EXERCISE DESCRIPTION:
What is the number of lines containing the string "this"? Answer with the number only.

[Figure record extracts]
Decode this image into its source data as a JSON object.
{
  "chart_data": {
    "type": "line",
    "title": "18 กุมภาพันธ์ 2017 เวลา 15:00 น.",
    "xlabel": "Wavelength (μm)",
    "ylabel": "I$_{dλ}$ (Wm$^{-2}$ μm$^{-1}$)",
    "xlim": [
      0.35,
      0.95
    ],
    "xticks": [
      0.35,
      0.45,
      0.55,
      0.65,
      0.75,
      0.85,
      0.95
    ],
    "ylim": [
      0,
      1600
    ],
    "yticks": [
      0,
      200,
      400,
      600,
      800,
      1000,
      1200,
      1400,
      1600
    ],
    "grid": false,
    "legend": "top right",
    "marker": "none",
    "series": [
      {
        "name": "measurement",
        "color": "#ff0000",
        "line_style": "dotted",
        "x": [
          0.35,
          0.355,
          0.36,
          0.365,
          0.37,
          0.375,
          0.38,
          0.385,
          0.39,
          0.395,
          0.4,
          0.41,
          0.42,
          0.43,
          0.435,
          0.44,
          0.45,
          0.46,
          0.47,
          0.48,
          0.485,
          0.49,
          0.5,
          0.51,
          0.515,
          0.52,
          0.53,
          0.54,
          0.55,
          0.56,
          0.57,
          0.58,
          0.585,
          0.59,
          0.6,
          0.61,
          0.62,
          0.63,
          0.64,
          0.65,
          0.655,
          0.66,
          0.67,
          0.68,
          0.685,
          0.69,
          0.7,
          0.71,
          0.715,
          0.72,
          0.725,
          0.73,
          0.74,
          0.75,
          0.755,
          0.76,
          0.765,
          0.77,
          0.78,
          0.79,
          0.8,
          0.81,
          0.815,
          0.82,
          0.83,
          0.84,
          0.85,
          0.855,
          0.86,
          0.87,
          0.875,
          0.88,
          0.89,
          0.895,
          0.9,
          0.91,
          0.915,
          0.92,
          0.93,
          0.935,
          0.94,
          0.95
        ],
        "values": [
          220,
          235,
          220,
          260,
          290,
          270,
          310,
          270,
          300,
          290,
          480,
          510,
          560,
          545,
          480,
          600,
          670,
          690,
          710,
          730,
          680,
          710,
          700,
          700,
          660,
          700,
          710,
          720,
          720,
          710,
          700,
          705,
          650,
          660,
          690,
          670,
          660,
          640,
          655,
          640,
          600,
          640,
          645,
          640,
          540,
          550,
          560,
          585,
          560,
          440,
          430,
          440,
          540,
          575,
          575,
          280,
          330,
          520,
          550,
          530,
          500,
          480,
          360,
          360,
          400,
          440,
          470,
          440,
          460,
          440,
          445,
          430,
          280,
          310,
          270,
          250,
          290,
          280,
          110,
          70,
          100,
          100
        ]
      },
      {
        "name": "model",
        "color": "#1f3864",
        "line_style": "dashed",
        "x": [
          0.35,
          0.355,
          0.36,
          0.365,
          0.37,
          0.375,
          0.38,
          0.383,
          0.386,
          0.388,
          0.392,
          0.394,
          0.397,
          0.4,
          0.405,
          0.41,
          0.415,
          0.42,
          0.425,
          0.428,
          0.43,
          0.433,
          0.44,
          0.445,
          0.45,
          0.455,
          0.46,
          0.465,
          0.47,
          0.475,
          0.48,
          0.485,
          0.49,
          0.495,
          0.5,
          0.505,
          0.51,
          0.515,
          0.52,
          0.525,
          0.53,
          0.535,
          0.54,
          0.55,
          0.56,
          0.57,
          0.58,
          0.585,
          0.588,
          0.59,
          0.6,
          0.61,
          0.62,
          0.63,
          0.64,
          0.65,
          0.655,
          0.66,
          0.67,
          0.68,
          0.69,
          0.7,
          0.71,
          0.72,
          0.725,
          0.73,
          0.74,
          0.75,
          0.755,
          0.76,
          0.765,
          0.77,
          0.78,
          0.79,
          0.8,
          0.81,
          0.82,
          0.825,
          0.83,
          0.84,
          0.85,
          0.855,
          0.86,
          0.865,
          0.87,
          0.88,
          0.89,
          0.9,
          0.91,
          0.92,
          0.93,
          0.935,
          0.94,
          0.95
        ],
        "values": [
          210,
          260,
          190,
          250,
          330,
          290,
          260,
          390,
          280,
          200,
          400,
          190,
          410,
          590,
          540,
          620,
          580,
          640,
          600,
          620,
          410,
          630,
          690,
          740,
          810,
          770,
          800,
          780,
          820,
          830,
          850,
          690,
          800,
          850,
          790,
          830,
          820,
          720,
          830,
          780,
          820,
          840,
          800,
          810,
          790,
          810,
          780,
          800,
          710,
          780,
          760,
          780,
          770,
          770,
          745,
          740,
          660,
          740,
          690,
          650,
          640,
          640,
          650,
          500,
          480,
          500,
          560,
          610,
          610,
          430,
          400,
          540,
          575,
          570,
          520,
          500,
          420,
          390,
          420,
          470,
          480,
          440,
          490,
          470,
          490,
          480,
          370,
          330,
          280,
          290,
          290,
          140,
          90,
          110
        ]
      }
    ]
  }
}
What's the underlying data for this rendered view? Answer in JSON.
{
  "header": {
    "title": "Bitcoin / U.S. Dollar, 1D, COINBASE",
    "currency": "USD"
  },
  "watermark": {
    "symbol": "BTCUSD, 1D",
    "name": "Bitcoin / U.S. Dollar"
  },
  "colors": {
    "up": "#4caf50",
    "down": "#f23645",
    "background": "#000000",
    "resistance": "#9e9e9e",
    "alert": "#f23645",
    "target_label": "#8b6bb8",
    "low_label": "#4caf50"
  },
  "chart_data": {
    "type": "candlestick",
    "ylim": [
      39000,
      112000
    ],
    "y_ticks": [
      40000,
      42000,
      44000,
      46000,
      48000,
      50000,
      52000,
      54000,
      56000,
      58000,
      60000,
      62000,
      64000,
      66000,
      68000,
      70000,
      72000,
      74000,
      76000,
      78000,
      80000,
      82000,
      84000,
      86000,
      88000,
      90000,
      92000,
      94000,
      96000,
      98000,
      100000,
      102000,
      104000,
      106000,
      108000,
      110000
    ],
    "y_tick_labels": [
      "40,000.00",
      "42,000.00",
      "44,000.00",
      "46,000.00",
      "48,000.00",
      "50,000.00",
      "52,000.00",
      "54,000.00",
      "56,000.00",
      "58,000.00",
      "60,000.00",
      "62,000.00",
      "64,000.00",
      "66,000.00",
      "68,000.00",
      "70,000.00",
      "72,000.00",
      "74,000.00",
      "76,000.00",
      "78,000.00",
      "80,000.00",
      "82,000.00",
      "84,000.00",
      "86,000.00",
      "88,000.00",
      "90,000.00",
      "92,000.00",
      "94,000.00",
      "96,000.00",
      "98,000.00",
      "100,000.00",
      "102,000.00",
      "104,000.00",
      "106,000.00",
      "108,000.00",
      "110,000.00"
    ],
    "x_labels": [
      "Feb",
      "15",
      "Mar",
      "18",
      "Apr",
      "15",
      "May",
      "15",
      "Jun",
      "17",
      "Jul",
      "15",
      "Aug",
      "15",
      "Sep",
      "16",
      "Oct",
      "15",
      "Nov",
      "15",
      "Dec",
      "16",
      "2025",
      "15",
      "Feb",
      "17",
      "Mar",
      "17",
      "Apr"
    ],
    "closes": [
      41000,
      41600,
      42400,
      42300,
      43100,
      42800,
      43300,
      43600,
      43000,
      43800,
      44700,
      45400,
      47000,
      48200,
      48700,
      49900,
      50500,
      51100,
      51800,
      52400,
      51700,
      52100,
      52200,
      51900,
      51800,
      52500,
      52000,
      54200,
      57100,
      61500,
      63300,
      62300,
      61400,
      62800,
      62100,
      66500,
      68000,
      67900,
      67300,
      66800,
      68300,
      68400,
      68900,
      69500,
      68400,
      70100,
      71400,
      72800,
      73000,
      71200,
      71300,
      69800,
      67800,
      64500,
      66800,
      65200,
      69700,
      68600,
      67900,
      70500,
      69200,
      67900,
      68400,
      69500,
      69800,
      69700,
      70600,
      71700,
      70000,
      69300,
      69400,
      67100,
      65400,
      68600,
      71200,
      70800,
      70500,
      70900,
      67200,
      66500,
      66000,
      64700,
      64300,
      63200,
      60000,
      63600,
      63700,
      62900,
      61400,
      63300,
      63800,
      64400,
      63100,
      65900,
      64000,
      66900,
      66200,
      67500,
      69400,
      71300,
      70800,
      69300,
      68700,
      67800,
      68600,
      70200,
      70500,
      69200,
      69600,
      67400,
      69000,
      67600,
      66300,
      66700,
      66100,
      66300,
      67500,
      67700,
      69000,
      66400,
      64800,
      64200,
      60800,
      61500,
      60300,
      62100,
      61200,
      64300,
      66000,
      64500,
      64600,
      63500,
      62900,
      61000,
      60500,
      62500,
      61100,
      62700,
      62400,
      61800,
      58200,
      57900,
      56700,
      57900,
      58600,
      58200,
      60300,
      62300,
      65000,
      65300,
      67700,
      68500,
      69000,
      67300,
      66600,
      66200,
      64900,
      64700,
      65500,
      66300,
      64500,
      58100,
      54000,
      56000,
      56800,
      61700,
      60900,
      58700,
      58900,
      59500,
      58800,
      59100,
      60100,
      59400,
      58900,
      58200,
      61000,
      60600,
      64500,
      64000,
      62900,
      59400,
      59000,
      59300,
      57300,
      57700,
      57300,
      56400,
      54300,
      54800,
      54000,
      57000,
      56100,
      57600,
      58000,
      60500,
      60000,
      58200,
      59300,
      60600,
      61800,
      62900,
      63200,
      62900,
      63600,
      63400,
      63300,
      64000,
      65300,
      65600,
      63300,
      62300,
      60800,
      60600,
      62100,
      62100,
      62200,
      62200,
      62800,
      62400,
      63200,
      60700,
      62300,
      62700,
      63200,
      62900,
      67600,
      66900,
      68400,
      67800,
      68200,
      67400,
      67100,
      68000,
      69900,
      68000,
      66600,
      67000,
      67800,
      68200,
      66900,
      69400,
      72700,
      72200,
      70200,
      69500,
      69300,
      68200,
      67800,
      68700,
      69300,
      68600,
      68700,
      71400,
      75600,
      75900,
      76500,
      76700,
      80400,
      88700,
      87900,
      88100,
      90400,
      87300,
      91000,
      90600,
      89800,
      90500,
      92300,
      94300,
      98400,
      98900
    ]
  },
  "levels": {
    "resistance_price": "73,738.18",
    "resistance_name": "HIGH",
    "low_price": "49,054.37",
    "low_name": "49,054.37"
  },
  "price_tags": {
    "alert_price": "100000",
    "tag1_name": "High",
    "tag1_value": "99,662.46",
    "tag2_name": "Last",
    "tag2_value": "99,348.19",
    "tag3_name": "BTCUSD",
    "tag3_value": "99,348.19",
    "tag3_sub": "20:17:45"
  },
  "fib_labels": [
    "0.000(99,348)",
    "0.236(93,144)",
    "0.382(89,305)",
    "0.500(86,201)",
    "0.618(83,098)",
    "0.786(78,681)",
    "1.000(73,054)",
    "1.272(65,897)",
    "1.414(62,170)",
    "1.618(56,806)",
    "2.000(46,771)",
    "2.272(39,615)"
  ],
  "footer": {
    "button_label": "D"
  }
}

COMPLETED TASK:
2